* **Task brief**
Every line of the material that follows must be printed again exactly.

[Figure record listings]
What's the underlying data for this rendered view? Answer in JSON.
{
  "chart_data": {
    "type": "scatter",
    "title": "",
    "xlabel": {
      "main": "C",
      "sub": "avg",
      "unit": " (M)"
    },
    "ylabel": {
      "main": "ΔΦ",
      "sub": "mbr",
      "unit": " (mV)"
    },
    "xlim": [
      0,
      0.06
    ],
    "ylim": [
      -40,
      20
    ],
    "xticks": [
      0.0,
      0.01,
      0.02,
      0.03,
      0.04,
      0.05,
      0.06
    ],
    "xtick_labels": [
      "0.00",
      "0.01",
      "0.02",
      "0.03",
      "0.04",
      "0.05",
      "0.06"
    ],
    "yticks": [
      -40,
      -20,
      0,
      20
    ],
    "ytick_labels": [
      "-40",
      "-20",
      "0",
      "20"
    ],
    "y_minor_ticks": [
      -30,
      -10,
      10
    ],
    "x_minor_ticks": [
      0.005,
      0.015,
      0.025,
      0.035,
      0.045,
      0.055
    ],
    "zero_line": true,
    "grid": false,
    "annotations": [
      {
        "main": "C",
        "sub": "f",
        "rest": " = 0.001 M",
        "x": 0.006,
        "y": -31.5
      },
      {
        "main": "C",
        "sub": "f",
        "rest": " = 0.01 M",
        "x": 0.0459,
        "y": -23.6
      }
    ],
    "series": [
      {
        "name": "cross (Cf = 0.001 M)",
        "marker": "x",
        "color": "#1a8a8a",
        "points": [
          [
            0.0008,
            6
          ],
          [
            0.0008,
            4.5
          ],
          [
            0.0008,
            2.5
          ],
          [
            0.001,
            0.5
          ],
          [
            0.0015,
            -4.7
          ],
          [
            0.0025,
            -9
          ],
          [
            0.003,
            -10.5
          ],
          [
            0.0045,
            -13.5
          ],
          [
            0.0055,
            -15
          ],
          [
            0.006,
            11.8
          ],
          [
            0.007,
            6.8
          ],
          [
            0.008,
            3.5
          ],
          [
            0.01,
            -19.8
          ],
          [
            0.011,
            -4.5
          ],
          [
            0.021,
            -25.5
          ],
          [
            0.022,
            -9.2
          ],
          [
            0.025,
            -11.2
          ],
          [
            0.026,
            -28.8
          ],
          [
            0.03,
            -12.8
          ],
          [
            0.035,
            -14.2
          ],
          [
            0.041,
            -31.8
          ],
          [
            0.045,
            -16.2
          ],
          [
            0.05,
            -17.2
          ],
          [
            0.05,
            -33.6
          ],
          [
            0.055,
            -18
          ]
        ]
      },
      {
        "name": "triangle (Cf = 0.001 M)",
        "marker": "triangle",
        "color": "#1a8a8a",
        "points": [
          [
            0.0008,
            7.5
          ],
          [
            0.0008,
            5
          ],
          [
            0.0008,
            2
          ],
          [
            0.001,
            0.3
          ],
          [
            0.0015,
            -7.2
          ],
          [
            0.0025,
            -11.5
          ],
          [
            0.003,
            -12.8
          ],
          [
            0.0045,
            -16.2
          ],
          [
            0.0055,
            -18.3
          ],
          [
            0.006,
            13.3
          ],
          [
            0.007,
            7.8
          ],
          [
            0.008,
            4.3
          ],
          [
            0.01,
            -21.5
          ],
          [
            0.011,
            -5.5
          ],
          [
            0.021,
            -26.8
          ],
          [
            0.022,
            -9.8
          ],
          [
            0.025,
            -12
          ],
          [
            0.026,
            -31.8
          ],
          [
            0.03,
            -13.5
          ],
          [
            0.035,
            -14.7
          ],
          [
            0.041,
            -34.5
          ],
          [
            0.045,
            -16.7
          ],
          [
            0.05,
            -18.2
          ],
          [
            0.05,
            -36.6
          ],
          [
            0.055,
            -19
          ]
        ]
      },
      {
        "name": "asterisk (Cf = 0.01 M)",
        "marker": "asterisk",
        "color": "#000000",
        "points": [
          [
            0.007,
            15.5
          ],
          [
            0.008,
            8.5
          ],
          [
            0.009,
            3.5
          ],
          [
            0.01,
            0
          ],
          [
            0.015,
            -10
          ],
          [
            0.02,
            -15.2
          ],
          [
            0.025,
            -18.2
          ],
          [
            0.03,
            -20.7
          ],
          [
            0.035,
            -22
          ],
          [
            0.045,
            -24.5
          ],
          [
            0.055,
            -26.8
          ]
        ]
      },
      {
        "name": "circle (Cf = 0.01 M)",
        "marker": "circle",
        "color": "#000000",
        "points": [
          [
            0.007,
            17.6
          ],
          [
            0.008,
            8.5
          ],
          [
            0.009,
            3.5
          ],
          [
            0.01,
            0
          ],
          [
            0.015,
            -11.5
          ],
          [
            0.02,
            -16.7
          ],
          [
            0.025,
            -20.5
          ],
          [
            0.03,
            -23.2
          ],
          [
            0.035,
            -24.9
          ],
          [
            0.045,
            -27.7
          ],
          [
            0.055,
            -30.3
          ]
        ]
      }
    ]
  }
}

* **Problem solution**
What's the underlying data for this rendered view? Answer in JSON.
{
  "chart_data": {
    "type": "scatter",
    "title": "",
    "xlabel": {
      "main": "C",
      "sub": "avg",
      "unit": " (M)"
    },
    "ylabel": {
      "main": "ΔΦ",
      "sub": "mbr",
      "unit": " (mV)"
    },
    "xlim": [
      0,
      0.06
    ],
    "ylim": [
      -40,
      20
    ],
    "xticks": [
      0.0,
      0.01,
      0.02,
      0.03,
      0.04,
      0.05,
      0.06
    ],
    "xtick_labels": [
      "0.00",
      "0.01",
      "0.02",
      "0.03",
      "0.04",
      "0.05",
      "0.06"
    ],
    "yticks": [
      -40,
      -20,
      0,
      20
    ],
    "ytick_labels": [
      "-40",
      "-20",
      "0",
      "20"
    ],
    "y_minor_ticks": [
      -30,
      -10,
      10
    ],
    "x_minor_ticks": [
      0.005,
      0.015,
      0.025,
      0.035,
      0.045,
      0.055
    ],
    "zero_line": true,
    "grid": false,
    "annotations": [
      {
        "main": "C",
        "sub": "f",
        "rest": " = 0.001 M",
        "x": 0.006,
        "y": -31.5
      },
      {
        "main": "C",
        "sub": "f",
        "rest": " = 0.01 M",
        "x": 0.0459,
        "y": -23.6
      }
    ],
    "series": [
      {
        "name": "cross (Cf = 0.001 M)",
        "marker": "x",
        "color": "#1a8a8a",
        "points": [
          [
            0.0008,
            6
          ],
          [
            0.0008,
            4.5
          ],
          [
            0.0008,
            2.5
          ],
          [
            0.001,
            0.5
          ],
          [
            0.0015,
            -4.7
          ],
          [
            0.0025,
            -9
          ],
          [
            0.003,
            -10.5
          ],
          [
            0.0045,
            -13.5
          ],
          [
            0.0055,
            -15
          ],
          [
            0.006,
            11.8
          ],
          [
            0.007,
            6.8
          ],
          [
            0.008,
            3.5
          ],
          [
            0.01,
            -19.8
          ],
          [
            0.011,
            -4.5
          ],
          [
            0.021,
            -25.5
          ],
          [
            0.022,
            -9.2
          ],
          [
            0.025,
            -11.2
          ],
          [
            0.026,
            -28.8
          ],
          [
            0.03,
            -12.8
          ],
          [
            0.035,
            -14.2
          ],
          [
            0.041,
            -31.8
          ],
          [
            0.045,
            -16.2
          ],
          [
            0.05,
            -17.2
          ],
          [
            0.05,
            -33.6
          ],
          [
            0.055,
            -18
          ]
        ]
      },
      {
        "name": "triangle (Cf = 0.001 M)",
        "marker": "triangle",
        "color": "#1a8a8a",
        "points": [
          [
            0.0008,
            7.5
          ],
          [
            0.0008,
            5
          ],
          [
            0.0008,
            2
          ],
          [
            0.001,
            0.3
          ],
          [
            0.0015,
            -7.2
          ],
          [
            0.0025,
            -11.5
          ],
          [
            0.003,
            -12.8
          ],
          [
            0.0045,
            -16.2
          ],
          [
            0.0055,
            -18.3
          ],
          [
            0.006,
            13.3
          ],
          [
            0.007,
            7.8
          ],
          [
            0.008,
            4.3
          ],
          [
            0.01,
            -21.5
          ],
          [
            0.011,
            -5.5
          ],
          [
            0.021,
            -26.8
          ],
          [
            0.022,
            -9.8
          ],
          [
            0.025,
            -12
          ],
          [
            0.026,
            -31.8
          ],
          [
            0.03,
            -13.5
          ],
          [
            0.035,
            -14.7
          ],
          [
            0.041,
            -34.5
          ],
          [
            0.045,
            -16.7
          ],
          [
            0.05,
            -18.2
          ],
          [
            0.05,
            -36.6
          ],
          [
            0.055,
            -19
          ]
        ]
      },
      {
        "name": "asterisk (Cf = 0.01 M)",
        "marker": "asterisk",
        "color": "#000000",
        "points": [
          [
            0.007,
            15.5
          ],
          [
            0.008,
            8.5
          ],
          [
            0.009,
            3.5
          ],
          [
            0.01,
            0
          ],
          [
            0.015,
            -10
          ],
          [
            0.02,
            -15.2
          ],
          [
            0.025,
            -18.2
          ],
          [
            0.03,
            -20.7
          ],
          [
            0.035,
            -22
          ],
          [
            0.045,
            -24.5
          ],
          [
            0.055,
            -26.8
          ]
        ]
      },
      {
        "name": "circle (Cf = 0.01 M)",
        "marker": "circle",
        "color": "#000000",
        "points": [
          [
            0.007,
            17.6
          ],
          [
            0.008,
            8.5
          ],
          [
            0.009,
            3.5
          ],
          [
            0.01,
            0
          ],
          [
            0.015,
            -11.5
          ],
          [
            0.02,
            -16.7
          ],
          [
            0.025,
            -20.5
          ],
          [
            0.03,
            -23.2
          ],
          [
            0.035,
            -24.9
          ],
          [
            0.045,
            -27.7
          ],
          [
            0.055,
            -30.3
          ]
        ]
      }
    ]
  }
}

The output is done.